WRITTEN REQUEST A - In the State v. Oxendine headnotes, what date is given for the filing of the decision?
WRITTEN REQUEST B - Using the State v. Oxendine headnotes, explain why the prosecutor's argument that the deceased was afraid of the defendant was treated as proper.

DOCUMENT -
════════════════════

State v. Oxendine, 330 N.C. 419 (1991)

Dec. 6, 1991 · Supreme Court of North Carolina · No. 591PA87
330 N.C. 419

STATE OF NORTH CAROLINA v. STEVIE OXENDINE

No. 591PA87

(Filed 6 December 1991)

1. Criminal Law § 460 (NCI4th)— murder —closing argument— permissible inference

The prosecutor’s argument in a murder prosecution that the deceased was afraid of the defendant, that she had been the victim of physical threats and torture, and on one occasion had been beaten with a shoe was a proper argument where there was testimony that the defendant had hit the deceased with, a shoe and had beaten and threatened her. This would support an inference that she was afraid of him.

Am Jur 2d, Homicide § 463; Trial § 260.

2. Criminal Law § 460 (NCI4th)— murder — closing argument— not grossly improper

A prosecutor’s closing argument in a murder prosecution was not so grossly improper as to require the trial court to intervene ex mero motu where the prosecutor argued that the deceased was working to get enough money to have the lights turned back on and that defendant blew her head off. *420There was evidence that defendant and his wife had argued over the light bill, but no evidence that the electricity had been turned off, and there was evidence that defendant shot her in the head, but no evidence that he shot her head off.

Am Jur 2d, Homicide § 463; Trial § 260.

3. Criminal Law § 460 (NCI4th)— murder — closing argument— deceased’s feelings

The prosecutor’s closing argument in a murder prosecution was not so grossly improper as to require intervention ex mero motu where the prosecutor argued that the deceased had said “I’d rather be dead than live another night in that house with him” after the court had excluded testimony to that effect at trial. The prosecuting attorney may have exaggerated the deceased’s feelings, but it is a reasonable inference that she did not want to live any longer with the defendant.

Am Jur 2d, Homicide § 463; Trial §§ 253, 260.

════════════════════

[Part of a data file]

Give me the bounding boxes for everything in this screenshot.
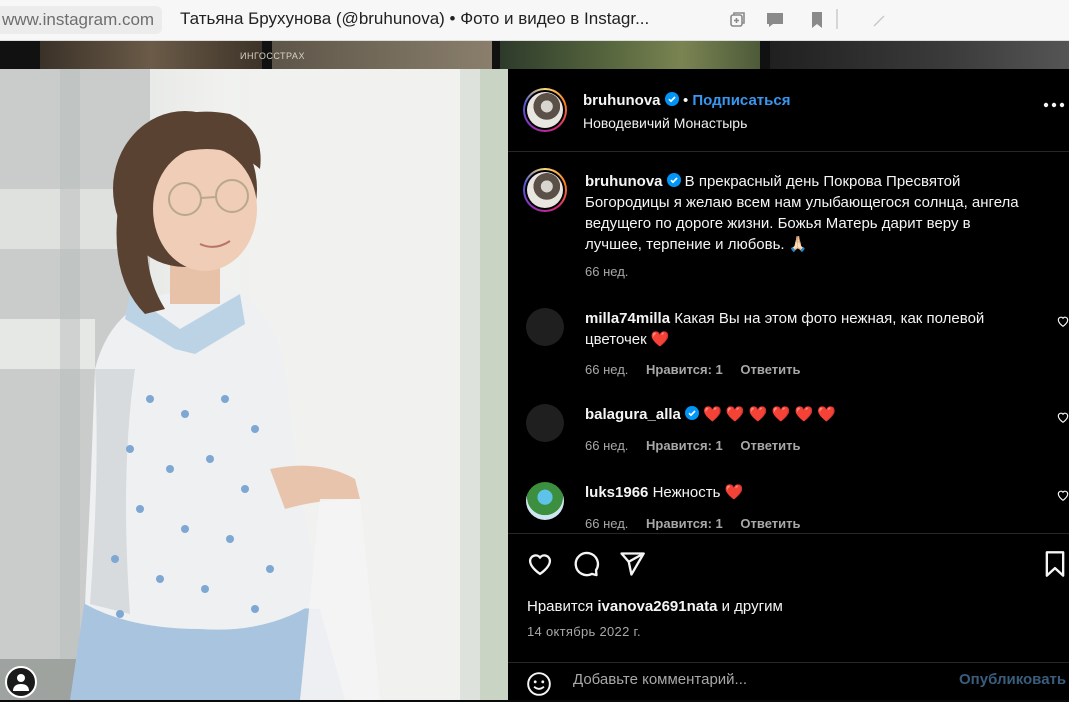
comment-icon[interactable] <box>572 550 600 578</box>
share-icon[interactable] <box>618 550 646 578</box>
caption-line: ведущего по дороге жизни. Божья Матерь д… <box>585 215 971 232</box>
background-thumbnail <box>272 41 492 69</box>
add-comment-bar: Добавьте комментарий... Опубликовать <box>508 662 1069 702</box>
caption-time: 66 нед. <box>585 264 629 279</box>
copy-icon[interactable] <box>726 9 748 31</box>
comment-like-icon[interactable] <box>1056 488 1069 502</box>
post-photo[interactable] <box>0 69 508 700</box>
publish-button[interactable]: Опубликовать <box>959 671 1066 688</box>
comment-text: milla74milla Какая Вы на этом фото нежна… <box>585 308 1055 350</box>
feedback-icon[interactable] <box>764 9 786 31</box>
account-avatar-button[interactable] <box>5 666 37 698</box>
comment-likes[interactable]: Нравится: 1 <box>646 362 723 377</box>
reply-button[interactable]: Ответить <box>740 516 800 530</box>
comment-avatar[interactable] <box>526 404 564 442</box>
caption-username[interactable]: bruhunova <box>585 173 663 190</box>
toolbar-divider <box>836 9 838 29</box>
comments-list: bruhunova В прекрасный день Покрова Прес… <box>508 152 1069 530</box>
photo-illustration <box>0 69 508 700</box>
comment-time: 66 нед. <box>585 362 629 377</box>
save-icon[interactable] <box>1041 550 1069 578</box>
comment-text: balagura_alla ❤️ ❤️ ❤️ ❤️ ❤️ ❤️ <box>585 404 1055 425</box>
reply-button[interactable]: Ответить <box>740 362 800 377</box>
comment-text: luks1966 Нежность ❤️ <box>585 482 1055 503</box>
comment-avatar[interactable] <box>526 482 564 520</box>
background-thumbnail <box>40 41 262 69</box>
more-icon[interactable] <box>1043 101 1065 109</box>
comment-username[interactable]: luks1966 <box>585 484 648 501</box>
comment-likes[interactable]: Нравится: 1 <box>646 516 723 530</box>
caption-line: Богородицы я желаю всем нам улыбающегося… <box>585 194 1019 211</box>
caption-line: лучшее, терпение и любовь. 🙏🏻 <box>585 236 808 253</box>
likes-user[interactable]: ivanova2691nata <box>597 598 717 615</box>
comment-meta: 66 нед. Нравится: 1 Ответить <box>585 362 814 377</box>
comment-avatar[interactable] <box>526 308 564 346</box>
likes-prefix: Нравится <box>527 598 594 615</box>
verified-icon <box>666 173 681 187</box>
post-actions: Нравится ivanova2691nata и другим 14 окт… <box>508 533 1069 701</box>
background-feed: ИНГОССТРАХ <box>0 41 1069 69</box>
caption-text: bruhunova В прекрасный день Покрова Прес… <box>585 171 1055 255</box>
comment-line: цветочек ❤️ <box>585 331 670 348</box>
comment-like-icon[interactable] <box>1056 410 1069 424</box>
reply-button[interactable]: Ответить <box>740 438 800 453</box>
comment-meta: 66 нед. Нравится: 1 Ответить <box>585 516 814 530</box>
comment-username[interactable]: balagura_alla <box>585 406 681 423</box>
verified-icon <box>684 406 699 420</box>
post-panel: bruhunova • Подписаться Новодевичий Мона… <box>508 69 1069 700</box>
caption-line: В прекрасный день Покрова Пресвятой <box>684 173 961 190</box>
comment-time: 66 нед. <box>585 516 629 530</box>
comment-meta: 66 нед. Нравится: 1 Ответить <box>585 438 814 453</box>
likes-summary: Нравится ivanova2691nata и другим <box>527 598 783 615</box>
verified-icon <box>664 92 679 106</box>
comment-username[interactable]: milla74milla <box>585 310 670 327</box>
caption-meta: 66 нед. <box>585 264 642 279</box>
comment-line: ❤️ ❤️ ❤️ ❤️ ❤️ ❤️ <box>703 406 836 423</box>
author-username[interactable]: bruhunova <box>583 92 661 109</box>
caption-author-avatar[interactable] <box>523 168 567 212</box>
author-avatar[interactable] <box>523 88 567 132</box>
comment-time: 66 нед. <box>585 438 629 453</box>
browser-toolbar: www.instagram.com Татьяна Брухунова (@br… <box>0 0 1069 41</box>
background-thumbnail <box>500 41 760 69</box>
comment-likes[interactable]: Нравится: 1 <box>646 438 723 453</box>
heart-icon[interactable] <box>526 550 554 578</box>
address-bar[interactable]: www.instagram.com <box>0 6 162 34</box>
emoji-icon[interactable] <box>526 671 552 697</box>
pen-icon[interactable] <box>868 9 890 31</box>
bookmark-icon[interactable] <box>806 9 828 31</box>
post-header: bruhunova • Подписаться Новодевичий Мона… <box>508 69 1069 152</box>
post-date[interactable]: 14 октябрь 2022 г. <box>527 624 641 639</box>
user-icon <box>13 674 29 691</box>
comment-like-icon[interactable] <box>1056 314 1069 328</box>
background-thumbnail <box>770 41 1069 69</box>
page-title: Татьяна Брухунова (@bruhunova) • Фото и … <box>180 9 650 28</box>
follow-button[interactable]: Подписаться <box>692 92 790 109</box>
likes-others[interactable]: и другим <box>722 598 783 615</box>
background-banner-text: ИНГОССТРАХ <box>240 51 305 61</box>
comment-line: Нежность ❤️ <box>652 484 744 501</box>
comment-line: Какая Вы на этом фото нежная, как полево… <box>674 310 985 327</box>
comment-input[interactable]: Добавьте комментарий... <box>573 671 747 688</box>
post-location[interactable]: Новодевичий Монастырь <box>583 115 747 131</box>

════════════════════

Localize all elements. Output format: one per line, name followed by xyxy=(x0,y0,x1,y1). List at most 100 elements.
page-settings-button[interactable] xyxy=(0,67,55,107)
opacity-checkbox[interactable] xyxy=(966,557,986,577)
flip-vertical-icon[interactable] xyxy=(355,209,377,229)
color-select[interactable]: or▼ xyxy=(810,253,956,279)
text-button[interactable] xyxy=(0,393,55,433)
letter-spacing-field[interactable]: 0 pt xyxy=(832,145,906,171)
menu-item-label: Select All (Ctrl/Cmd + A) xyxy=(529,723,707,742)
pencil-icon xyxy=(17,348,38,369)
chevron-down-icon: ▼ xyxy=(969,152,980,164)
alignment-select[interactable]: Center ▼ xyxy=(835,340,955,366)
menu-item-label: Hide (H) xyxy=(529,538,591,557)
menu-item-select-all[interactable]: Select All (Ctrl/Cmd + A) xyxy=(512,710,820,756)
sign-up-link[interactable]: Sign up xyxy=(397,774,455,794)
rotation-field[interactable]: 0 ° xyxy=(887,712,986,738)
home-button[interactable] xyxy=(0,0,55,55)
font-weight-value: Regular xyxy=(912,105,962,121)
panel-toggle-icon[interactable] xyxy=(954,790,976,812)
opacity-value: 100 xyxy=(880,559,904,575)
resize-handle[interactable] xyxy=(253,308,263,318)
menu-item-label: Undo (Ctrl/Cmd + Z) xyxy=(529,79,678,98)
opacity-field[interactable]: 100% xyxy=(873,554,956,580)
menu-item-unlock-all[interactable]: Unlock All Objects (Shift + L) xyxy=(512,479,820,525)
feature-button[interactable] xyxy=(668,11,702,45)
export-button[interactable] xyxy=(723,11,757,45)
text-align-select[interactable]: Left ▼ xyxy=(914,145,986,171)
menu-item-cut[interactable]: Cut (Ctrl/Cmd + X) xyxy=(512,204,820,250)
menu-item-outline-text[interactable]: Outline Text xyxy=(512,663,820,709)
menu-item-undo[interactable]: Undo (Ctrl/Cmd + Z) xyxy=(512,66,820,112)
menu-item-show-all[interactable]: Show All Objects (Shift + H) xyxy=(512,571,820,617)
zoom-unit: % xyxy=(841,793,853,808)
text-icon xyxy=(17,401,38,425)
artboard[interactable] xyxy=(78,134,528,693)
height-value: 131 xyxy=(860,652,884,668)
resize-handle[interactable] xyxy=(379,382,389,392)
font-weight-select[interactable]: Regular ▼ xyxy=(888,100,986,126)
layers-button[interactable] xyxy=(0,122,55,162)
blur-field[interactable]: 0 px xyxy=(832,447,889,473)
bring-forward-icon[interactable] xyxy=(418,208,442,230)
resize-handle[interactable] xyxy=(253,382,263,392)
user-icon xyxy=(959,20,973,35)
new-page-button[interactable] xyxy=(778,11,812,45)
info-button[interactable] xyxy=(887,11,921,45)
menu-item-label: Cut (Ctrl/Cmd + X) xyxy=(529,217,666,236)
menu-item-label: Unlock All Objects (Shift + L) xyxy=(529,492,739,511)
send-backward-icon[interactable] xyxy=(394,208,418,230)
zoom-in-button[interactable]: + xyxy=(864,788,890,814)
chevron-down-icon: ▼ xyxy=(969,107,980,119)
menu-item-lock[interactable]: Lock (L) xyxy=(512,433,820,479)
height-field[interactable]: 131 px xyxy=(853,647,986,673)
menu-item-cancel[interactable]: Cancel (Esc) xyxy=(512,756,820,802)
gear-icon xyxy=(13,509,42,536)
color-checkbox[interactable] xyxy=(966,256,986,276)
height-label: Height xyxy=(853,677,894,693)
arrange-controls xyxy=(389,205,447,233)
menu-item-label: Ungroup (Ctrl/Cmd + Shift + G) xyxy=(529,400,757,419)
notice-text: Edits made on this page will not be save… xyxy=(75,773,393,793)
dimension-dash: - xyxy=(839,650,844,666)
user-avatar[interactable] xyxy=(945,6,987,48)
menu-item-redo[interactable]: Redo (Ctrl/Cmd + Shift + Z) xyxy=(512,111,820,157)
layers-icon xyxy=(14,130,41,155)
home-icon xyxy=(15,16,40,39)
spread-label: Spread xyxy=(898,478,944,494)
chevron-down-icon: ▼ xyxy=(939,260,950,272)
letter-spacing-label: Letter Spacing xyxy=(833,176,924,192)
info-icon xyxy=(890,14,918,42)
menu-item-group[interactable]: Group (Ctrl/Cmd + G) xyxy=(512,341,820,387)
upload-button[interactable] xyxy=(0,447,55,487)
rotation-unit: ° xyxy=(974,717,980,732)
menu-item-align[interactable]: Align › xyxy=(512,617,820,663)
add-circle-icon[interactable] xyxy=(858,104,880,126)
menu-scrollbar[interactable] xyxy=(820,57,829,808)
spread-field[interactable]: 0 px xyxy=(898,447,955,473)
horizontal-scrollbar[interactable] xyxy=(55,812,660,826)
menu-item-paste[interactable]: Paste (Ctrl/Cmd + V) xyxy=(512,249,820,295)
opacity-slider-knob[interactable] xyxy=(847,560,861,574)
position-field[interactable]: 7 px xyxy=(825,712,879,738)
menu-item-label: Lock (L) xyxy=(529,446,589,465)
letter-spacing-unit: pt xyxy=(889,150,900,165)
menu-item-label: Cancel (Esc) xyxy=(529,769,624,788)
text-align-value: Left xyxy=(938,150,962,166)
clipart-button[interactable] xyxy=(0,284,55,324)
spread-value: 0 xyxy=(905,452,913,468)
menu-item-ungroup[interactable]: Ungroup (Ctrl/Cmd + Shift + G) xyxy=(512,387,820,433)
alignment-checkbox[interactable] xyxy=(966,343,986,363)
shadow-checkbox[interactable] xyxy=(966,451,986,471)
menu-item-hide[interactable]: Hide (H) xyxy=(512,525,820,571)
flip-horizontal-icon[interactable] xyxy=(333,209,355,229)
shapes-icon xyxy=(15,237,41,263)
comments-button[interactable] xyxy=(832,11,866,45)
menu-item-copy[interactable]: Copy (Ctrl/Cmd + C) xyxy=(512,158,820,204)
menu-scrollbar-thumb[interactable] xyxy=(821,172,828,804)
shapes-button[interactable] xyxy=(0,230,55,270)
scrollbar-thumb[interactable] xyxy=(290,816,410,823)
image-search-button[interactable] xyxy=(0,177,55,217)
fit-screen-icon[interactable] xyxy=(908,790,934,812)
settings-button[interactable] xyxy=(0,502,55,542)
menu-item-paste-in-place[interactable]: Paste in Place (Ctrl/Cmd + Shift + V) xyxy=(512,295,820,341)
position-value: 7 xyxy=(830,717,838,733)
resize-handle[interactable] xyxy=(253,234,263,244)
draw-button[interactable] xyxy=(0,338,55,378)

════════════════════

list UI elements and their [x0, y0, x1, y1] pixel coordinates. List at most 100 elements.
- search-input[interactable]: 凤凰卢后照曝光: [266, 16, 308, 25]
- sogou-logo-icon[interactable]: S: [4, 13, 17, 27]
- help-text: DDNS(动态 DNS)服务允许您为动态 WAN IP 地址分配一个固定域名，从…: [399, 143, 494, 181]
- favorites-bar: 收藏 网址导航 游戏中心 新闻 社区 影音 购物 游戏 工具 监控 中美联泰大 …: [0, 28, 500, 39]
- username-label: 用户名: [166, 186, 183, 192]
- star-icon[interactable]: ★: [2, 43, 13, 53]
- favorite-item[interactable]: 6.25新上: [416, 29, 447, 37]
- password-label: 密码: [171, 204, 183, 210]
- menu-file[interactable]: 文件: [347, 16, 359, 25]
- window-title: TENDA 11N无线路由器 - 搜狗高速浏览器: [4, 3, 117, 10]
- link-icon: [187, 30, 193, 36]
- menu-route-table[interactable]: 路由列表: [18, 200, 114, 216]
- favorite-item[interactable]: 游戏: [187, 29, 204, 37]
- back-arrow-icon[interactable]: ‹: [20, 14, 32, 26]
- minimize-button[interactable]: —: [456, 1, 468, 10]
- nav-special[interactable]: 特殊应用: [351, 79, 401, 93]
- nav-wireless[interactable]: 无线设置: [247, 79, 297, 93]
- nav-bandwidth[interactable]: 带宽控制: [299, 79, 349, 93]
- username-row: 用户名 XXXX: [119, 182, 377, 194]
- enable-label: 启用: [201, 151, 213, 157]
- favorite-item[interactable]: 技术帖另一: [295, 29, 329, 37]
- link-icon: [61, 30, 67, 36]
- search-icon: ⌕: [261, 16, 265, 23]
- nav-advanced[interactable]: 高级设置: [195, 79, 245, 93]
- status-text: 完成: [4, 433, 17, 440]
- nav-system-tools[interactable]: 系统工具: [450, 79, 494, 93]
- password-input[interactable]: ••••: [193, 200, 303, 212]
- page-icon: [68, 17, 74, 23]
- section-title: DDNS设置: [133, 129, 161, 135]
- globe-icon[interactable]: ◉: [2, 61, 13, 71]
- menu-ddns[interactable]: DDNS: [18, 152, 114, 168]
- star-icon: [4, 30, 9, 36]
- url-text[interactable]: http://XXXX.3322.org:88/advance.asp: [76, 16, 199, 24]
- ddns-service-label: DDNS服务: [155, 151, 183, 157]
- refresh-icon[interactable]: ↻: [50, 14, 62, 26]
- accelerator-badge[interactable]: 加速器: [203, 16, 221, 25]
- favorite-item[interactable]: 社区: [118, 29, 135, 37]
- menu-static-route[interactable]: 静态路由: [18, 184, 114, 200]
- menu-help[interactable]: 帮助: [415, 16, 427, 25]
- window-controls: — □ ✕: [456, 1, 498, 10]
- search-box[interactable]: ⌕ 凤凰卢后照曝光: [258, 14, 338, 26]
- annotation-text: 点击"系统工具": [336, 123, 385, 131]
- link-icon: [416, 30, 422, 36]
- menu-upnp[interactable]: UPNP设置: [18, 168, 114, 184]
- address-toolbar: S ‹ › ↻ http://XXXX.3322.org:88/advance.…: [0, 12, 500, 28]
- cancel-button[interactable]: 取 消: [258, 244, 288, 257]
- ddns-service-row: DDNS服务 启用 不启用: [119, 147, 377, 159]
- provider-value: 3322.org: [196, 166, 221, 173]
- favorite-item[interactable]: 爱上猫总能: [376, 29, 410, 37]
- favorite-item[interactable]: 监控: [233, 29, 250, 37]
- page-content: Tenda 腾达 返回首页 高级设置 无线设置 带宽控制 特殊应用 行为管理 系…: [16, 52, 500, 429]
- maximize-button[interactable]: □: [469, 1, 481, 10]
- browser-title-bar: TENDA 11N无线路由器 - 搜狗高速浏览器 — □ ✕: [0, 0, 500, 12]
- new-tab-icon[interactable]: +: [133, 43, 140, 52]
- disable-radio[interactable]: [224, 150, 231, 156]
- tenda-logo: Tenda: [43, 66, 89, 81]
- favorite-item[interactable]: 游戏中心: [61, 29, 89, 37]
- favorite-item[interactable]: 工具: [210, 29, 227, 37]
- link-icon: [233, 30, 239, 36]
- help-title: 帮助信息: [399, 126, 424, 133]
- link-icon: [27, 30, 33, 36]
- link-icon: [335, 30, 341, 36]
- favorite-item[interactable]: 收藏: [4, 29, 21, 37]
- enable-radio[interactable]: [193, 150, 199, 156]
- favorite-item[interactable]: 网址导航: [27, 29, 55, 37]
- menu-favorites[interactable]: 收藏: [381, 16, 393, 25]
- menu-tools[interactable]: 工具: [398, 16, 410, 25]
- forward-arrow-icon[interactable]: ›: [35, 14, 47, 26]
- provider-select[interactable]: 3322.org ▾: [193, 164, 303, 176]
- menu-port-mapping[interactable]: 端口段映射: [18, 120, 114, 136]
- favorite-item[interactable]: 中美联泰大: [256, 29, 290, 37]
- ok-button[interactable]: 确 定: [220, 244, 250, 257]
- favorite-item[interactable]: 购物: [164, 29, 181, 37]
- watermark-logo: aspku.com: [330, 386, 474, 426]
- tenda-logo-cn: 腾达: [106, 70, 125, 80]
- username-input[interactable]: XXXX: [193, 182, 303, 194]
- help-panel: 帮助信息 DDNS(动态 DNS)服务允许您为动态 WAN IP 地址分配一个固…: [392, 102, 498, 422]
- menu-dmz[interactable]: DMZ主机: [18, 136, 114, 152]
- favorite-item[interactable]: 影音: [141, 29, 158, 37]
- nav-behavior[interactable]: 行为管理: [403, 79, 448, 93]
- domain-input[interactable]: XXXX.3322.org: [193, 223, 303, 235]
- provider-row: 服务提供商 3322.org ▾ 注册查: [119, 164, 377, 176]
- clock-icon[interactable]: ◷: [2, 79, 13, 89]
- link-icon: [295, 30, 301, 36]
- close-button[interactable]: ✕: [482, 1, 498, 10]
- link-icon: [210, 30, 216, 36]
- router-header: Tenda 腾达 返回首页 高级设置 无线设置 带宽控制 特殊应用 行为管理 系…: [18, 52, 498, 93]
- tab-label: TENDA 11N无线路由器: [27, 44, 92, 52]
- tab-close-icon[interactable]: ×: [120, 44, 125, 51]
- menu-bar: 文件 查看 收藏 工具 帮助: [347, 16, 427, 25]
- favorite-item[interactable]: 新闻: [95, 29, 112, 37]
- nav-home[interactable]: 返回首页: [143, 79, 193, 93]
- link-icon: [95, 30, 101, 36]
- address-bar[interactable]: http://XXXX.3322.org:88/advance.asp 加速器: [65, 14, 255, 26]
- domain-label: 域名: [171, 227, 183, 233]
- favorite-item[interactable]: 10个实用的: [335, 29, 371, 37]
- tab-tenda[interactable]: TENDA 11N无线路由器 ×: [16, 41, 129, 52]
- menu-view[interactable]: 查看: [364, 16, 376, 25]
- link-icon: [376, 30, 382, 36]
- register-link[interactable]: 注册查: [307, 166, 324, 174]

════════════════════

CORRECT RESULT A - 6 December 1991

CORRECT RESULT B - There was testimony that the defendant had hit the deceased with a shoe and had beaten and threatened her. That evidence supported an inference that she was afraid of him, so the argument was proper.